● **AVAILABLE DATA**
** start **
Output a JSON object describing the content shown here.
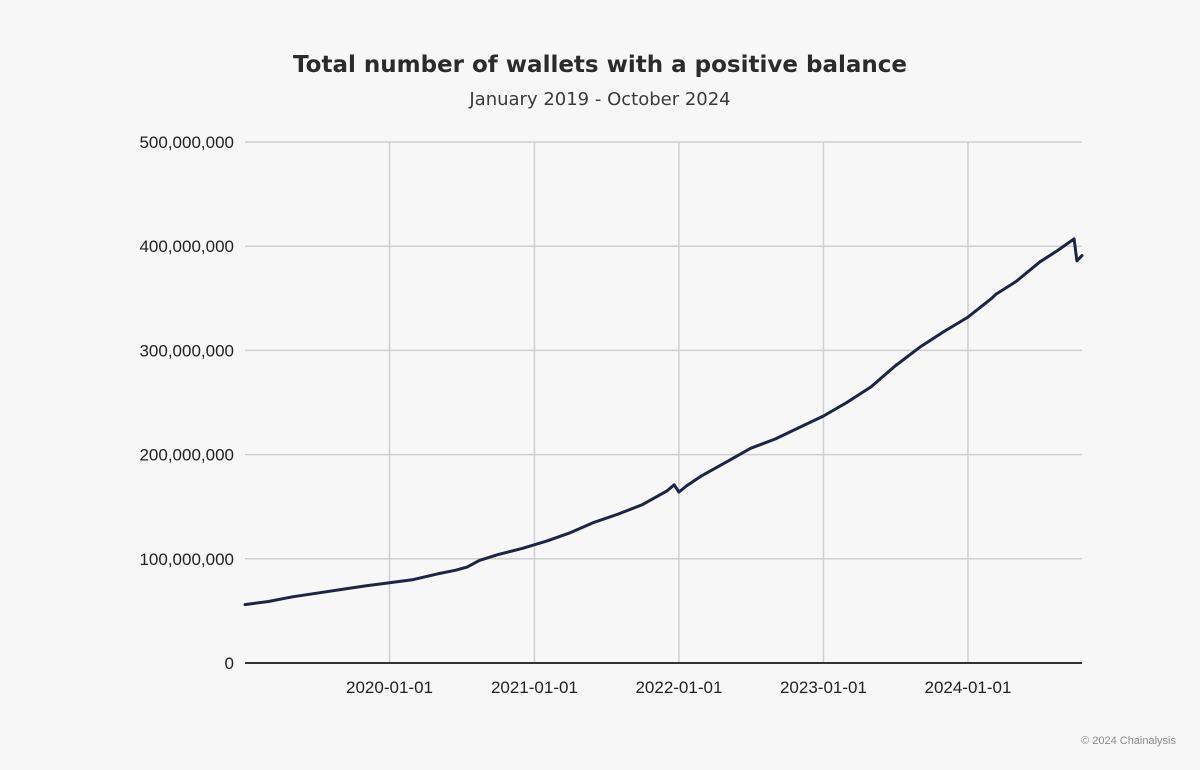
{
  "chart_data": {
    "type": "line",
    "title": "Total number of wallets with a positive balance",
    "subtitle": "January 2019 - October 2024",
    "xlabel": "",
    "ylabel": "",
    "xlim": [
      "2019-01-01",
      "2024-10-15"
    ],
    "ylim": [
      0,
      500000000
    ],
    "y_ticks": [
      {
        "value": 0,
        "label": "0"
      },
      {
        "value": 100000000,
        "label": "100,000,000"
      },
      {
        "value": 200000000,
        "label": "200,000,000"
      },
      {
        "value": 300000000,
        "label": "300,000,000"
      },
      {
        "value": 400000000,
        "label": "400,000,000"
      },
      {
        "value": 500000000,
        "label": "500,000,000"
      }
    ],
    "x_ticks": [
      "2020-01-01",
      "2021-01-01",
      "2022-01-01",
      "2023-01-01",
      "2024-01-01"
    ],
    "grid": true,
    "legend": "none",
    "line_color": "#1c2447",
    "series": [
      {
        "x": [
          "2019-01-01",
          "2019-03-01",
          "2019-05-01",
          "2019-07-01",
          "2019-09-01",
          "2019-11-01",
          "2020-01-01",
          "2020-03-01",
          "2020-05-01",
          "2020-06-15",
          "2020-07-15",
          "2020-08-15",
          "2020-10-01",
          "2020-12-01",
          "2021-02-01",
          "2021-04-01",
          "2021-06-01",
          "2021-08-01",
          "2021-10-01",
          "2021-12-01",
          "2021-12-20",
          "2022-01-01",
          "2022-01-20",
          "2022-03-01",
          "2022-05-01",
          "2022-07-01",
          "2022-09-01",
          "2022-11-01",
          "2023-01-01",
          "2023-03-01",
          "2023-05-01",
          "2023-07-01",
          "2023-09-01",
          "2023-11-01",
          "2024-01-01",
          "2024-03-01",
          "2024-03-12",
          "2024-05-01",
          "2024-07-01",
          "2024-08-15",
          "2024-09-25",
          "2024-10-02",
          "2024-10-15"
        ],
        "values": [
          56000000,
          59000000,
          63500000,
          67000000,
          70500000,
          74000000,
          77000000,
          80000000,
          85500000,
          89000000,
          92000000,
          98500000,
          104000000,
          110000000,
          117000000,
          125000000,
          135000000,
          143000000,
          152000000,
          165000000,
          171000000,
          164000000,
          170000000,
          180000000,
          193000000,
          206000000,
          215000000,
          226000000,
          237000000,
          250000000,
          265000000,
          285000000,
          303000000,
          318000000,
          332000000,
          350000000,
          354000000,
          366000000,
          385000000,
          396000000,
          407000000,
          386000000,
          391000000
        ]
      }
    ]
  },
  "footer": {
    "copyright": "© 2024 Chainalysis"
  }
}
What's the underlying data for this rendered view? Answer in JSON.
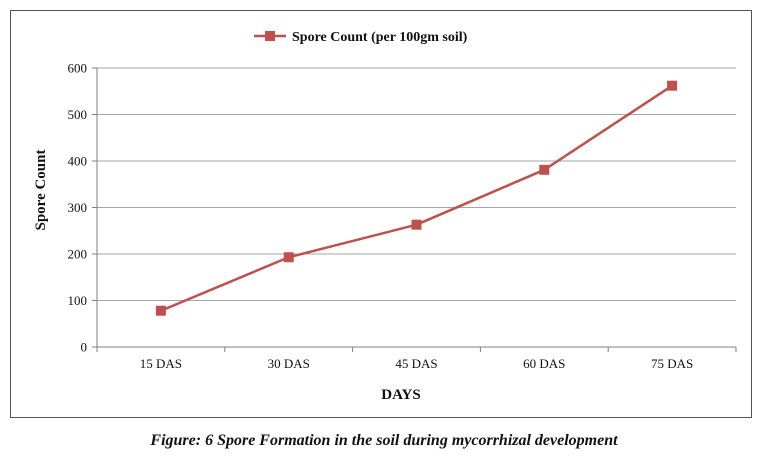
** end **
● **EXERCISE DIRECTIONS**
Extract all the entries word for word; omit any pictures.

● **ANSWER TO THIS EXERCISE**
Output a JSON object describing the content shown here.
{
  "chart_data": {
    "type": "line",
    "title": "Total number of wallets with a positive balance",
    "subtitle": "January 2019 - October 2024",
    "xlabel": "",
    "ylabel": "",
    "xlim": [
      "2019-01-01",
      "2024-10-15"
    ],
    "ylim": [
      0,
      500000000
    ],
    "y_ticks": [
      {
        "value": 0,
        "label": "0"
      },
      {
        "value": 100000000,
        "label": "100,000,000"
      },
      {
        "value": 200000000,
        "label": "200,000,000"
      },
      {
        "value": 300000000,
        "label": "300,000,000"
      },
      {
        "value": 400000000,
        "label": "400,000,000"
      },
      {
        "value": 500000000,
        "label": "500,000,000"
      }
    ],
    "x_ticks": [
      "2020-01-01",
      "2021-01-01",
      "2022-01-01",
      "2023-01-01",
      "2024-01-01"
    ],
    "grid": true,
    "legend": "none",
    "line_color": "#1c2447",
    "series": [
      {
        "x": [
          "2019-01-01",
          "2019-03-01",
          "2019-05-01",
          "2019-07-01",
          "2019-09-01",
          "2019-11-01",
          "2020-01-01",
          "2020-03-01",
          "2020-05-01",
          "2020-06-15",
          "2020-07-15",
          "2020-08-15",
          "2020-10-01",
          "2020-12-01",
          "2021-02-01",
          "2021-04-01",
          "2021-06-01",
          "2021-08-01",
          "2021-10-01",
          "2021-12-01",
          "2021-12-20",
          "2022-01-01",
          "2022-01-20",
          "2022-03-01",
          "2022-05-01",
          "2022-07-01",
          "2022-09-01",
          "2022-11-01",
          "2023-01-01",
          "2023-03-01",
          "2023-05-01",
          "2023-07-01",
          "2023-09-01",
          "2023-11-01",
          "2024-01-01",
          "2024-03-01",
          "2024-03-12",
          "2024-05-01",
          "2024-07-01",
          "2024-08-15",
          "2024-09-25",
          "2024-10-02",
          "2024-10-15"
        ],
        "values": [
          56000000,
          59000000,
          63500000,
          67000000,
          70500000,
          74000000,
          77000000,
          80000000,
          85500000,
          89000000,
          92000000,
          98500000,
          104000000,
          110000000,
          117000000,
          125000000,
          135000000,
          143000000,
          152000000,
          165000000,
          171000000,
          164000000,
          170000000,
          180000000,
          193000000,
          206000000,
          215000000,
          226000000,
          237000000,
          250000000,
          265000000,
          285000000,
          303000000,
          318000000,
          332000000,
          350000000,
          354000000,
          366000000,
          385000000,
          396000000,
          407000000,
          386000000,
          391000000
        ]
      }
    ]
  },
  "footer": {
    "copyright": "© 2024 Chainalysis"
  }
}
What's the underlying data for this rendered view? Answer in JSON.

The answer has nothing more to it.